**Extract to read:**
The Busch dynasty ruled St. Louis for a hundred years and new princes defended the legacies of their fathers.  In 1996, things started to go differently.  The family sold the St. Louis Cardinals for $150 million to a private group of investors.  Those new owners went on to demand a new stadium from the city.  They threatened to move to the county or to Illinois if the city did not grant them the funds for a new stadium. 
(Timeline of events and money here with anti-Slay polemics)
The new stadium and accompanying Ballpark Village cost in excess of $600 million with quite a bit more than $150 million coming from the city of St. Louis.  The new stadium was also named Busch, but only until 2025.  Perhaps at that point it will get a new name.  If the Sears Tower can be renamed Willis tower, then nothing is sacred.

In the summer of 2008, the board of Anheuser-Busch agreed to sell themselves to the Belgian-Brazilian company InBev for $52 billion.  The shareholders and board members pocketed some of that money, and the new St. Louis based European company Anheuser Busch InBev began restructuring.

InBev didn't actually have $52 billion.  They borrowed it.  To pay back their debt, they began chopping up and selling off the Anheuser Busch empire.  These sales were not done to improve the company, these sales were to pay off the debts of their new owners.  Most visible, the Busch Entertainment Corporation which owns Busch Gardens and Sea World was relocated from St. Louis to Orlando and promptly sold off to a British equity firm.  We could also take note of the fact that there are a few fewer jobs and clydesdales around now.



Now, comparing Carlsberg to Anheuser-Busch is a little frustrating.  Maybe Carlsberg could be eaten by a bigger company.  Let's look at the current list of brewers by size,
1. AB InBev
2. SABMiller
3. Heineken
4. Carlsberg
5. Molson Coors

SABMiller and Molson Coors are moving towards each other with MillerCoors (based in nearby Chicago).  If the  3rd and 5th merged, Carlsberg would still be 4th.  When the top three merge into one ABISABMiHikenors, then will Carlsberg still being going it alone?  Hard to say really.

Is Carlsberg a loser for not merging like the others?   Will they lose marketshare over time?  Or will people feel more inclined to drink a beer with a stable name they can pronounce and recognize?


I think the fallout from the big AB InBev merger has been interesting.  With Pfizer shrinking in St. Louis, lost talent broke lose and added to our biotech start-up industry.  Laid-off AB workers know brewing, and St. Louis could always use more microbreweries.

The Anheuser-Busch Foundation, which does not own AB InBev, has been very active in the past couple years.  They've been building buildings at UMSL, SLU, Fontbonne, and elsewhere.   Money has been flowing out of them at a regular rate.  I'm not sure how much their foundation and charitable giving was affected by the activities of the past 15 years, but it does feel like there has been a noticable increase in giving since the merger.

Looking towards the next hundred years, what will I be drinking?

St. Louis Rams / Greenbay Packers

Titles
Rams: 3
Packers: 12

Founded
Rams:  1936
Packers:  1919

Team History
Rams:  Cleveland Rams (1936-1945), LA Rams (1946-1994), St. Louis Rams (1995-now)

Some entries

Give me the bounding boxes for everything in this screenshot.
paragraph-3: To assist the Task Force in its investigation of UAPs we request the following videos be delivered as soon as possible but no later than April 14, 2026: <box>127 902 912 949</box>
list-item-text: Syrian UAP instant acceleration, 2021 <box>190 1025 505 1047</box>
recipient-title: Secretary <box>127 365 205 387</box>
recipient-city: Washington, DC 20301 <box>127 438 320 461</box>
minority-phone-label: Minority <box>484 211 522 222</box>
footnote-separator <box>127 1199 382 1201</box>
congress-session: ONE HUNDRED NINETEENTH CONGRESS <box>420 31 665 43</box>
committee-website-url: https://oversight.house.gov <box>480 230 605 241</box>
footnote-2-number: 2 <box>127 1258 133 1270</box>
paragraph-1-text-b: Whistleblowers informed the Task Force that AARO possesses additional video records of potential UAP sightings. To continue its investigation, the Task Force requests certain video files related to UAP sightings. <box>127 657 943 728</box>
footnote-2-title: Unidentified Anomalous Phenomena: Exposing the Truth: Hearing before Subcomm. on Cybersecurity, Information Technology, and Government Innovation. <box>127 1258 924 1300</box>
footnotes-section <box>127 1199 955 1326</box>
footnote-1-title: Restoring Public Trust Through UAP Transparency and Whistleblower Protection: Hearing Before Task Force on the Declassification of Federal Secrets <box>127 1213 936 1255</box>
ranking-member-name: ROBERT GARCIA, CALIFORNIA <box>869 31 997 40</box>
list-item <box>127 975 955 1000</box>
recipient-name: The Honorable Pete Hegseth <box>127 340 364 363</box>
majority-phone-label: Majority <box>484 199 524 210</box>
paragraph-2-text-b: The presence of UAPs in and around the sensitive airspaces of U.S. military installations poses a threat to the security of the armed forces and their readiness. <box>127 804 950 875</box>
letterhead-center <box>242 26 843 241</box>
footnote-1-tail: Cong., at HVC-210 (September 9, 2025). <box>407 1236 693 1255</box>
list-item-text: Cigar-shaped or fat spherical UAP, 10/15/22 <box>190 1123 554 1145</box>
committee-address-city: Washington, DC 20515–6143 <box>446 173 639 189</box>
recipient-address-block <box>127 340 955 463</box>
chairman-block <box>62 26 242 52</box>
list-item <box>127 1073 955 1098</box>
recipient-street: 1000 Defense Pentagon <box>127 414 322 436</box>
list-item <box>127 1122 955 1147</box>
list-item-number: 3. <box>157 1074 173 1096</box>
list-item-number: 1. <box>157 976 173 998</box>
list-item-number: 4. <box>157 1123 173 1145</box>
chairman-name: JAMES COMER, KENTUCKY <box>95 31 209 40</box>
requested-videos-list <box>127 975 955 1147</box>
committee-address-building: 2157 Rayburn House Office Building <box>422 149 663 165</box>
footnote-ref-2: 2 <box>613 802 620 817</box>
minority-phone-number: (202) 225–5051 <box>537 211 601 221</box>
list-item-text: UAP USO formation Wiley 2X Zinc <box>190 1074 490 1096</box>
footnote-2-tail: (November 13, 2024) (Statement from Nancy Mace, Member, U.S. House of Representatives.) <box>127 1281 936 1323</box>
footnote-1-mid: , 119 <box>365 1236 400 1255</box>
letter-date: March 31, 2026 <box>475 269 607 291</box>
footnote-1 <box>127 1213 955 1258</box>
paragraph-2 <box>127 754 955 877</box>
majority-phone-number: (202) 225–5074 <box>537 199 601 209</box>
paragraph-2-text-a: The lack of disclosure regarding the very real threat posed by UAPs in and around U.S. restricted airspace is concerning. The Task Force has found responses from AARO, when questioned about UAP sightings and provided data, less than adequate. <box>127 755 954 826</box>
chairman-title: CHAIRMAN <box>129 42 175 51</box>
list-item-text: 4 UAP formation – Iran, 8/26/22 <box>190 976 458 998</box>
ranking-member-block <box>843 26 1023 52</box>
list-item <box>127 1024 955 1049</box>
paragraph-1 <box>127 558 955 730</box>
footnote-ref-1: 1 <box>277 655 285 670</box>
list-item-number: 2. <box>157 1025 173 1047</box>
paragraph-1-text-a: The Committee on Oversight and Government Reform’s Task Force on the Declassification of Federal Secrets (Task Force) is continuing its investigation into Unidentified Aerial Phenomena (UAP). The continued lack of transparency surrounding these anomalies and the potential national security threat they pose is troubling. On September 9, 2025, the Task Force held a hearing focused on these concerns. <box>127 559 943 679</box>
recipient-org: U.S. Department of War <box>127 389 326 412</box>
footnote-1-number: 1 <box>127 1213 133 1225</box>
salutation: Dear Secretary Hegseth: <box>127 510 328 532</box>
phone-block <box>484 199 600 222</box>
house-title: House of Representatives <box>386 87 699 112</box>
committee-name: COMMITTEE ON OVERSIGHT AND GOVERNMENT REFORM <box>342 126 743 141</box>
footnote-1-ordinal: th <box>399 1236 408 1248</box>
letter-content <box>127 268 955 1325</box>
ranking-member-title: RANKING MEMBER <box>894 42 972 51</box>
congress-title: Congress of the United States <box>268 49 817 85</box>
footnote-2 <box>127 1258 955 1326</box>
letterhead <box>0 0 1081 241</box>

**Things to do:**
[A] In the Anheuser-Busch text, what price did InBev agree to pay for Anheuser-Busch in the summer of 2008?
[B] Output the entries word for word, from their first line up to and including the line with "majority-phone-label: Majority <box>484".

**Responses in order:**
[A] $52 billion

[B]
Give me the bounding boxes for everything in this screenshot.
paragraph-3: To assist the Task Force in its investigation of UAPs we request the following videos be delivered as soon as possible but no later than April 14, 2026: <box>127 902 912 949</box>
list-item-text: Syrian UAP instant acceleration, 2021 <box>190 1025 505 1047</box>
recipient-title: Secretary <box>127 365 205 387</box>
recipient-city: Washington, DC 20301 <box>127 438 320 461</box>
minority-phone-label: Minority <box>484 211 522 222</box>
footnote-separator <box>127 1199 382 1201</box>
congress-session: ONE HUNDRED NINETEENTH CONGRESS <box>420 31 665 43</box>
committee-website-url: https://oversight.house.gov <box>480 230 605 241</box>
footnote-2-number: 2 <box>127 1258 133 1270</box>
paragraph-1-text-b: Whistleblowers informed the Task Force that AARO possesses additional video records of potential UAP sightings. To continue its investigation, the Task Force requests certain video files related to UAP sightings. <box>127 657 943 728</box>
footnote-2-title: Unidentified Anomalous Phenomena: Exposing the Truth: Hearing before Subcomm. on Cybersecurity, Information Technology, and Government Innovation. <box>127 1258 924 1300</box>
footnotes-section <box>127 1199 955 1326</box>
footnote-1-title: Restoring Public Trust Through UAP Transparency and Whistleblower Protection: Hearing Before Task Force on the Declassification of Federal Secrets <box>127 1213 936 1255</box>
ranking-member-name: ROBERT GARCIA, CALIFORNIA <box>869 31 997 40</box>
list-item <box>127 975 955 1000</box>
recipient-name: The Honorable Pete Hegseth <box>127 340 364 363</box>
majority-phone-label: Majority <box>484 199 524 210</box>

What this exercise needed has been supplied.